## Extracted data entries
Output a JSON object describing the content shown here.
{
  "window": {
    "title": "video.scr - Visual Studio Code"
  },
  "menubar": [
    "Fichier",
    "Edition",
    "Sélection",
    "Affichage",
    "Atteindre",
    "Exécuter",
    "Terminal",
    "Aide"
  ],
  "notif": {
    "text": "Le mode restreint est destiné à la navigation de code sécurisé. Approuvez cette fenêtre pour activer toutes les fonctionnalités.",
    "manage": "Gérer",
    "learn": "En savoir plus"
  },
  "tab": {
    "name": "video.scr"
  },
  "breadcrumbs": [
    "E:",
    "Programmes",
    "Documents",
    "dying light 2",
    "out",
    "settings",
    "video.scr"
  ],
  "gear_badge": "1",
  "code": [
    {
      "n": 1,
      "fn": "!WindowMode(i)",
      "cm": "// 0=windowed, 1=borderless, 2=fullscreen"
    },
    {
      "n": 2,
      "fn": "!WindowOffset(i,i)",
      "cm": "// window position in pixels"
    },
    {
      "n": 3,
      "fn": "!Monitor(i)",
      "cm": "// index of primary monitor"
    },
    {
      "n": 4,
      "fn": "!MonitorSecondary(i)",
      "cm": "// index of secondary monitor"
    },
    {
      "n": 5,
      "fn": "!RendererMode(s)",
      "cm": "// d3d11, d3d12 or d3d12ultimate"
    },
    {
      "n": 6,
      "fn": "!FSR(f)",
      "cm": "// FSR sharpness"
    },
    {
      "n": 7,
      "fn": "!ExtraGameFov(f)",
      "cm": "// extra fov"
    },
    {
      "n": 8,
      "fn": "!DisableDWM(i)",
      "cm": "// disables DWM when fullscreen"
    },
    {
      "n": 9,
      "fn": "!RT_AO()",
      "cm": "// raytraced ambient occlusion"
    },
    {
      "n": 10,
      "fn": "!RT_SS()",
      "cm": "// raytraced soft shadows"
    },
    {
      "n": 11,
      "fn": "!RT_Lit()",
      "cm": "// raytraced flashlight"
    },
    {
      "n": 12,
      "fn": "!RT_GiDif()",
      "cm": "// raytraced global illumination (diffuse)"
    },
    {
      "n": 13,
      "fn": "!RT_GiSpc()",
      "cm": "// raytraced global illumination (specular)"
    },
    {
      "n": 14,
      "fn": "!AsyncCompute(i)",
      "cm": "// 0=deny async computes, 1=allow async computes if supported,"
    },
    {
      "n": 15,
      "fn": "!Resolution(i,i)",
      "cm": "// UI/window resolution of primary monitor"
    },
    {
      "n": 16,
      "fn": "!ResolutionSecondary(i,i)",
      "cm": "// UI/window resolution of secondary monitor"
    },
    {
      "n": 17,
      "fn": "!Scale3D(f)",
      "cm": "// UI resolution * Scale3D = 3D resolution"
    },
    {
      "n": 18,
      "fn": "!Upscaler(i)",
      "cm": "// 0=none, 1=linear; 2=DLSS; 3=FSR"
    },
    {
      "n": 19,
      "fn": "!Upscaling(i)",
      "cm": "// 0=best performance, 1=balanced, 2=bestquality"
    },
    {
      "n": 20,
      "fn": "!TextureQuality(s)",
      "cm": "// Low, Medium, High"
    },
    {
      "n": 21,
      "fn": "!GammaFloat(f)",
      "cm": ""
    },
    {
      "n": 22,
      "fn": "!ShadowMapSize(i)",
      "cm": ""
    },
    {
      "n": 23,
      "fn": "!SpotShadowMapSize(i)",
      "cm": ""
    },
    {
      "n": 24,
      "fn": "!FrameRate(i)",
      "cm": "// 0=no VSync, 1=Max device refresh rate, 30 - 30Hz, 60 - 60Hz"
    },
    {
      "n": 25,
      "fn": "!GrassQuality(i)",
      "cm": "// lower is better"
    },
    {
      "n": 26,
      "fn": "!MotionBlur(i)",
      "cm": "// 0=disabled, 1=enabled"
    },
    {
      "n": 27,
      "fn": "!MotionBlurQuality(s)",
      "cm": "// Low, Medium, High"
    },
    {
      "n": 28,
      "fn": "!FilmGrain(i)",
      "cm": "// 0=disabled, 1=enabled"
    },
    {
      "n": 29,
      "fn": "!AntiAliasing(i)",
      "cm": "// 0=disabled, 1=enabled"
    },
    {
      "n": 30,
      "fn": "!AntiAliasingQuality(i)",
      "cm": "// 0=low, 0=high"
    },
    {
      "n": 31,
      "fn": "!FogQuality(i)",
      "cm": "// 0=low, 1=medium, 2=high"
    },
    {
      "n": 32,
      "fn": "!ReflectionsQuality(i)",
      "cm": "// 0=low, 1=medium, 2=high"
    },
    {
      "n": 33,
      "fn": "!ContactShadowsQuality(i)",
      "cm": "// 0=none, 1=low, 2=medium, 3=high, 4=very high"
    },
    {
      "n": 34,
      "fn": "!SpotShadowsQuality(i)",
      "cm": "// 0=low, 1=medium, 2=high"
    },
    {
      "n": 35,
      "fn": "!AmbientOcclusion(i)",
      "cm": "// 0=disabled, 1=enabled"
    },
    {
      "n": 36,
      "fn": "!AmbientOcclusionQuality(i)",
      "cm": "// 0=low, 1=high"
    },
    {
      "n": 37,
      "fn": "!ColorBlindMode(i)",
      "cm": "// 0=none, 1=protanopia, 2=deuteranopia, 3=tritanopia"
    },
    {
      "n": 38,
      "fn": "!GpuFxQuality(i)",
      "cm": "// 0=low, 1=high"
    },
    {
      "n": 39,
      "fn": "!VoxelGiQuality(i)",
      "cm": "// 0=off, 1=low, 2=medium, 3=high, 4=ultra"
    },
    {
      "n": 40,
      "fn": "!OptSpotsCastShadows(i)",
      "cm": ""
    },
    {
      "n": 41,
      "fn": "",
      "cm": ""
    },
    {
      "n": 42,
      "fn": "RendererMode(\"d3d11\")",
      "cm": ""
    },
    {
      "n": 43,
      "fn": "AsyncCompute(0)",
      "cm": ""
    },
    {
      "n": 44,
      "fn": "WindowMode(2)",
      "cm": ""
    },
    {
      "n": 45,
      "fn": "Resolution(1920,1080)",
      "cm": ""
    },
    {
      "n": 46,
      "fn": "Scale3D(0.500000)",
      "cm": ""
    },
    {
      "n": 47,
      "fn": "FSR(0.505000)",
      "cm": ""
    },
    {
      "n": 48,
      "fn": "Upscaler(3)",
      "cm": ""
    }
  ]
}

## What to produce
In the entries above, how many lines hold the word "fullscreen"? State the number and nothing else.

## The solution
2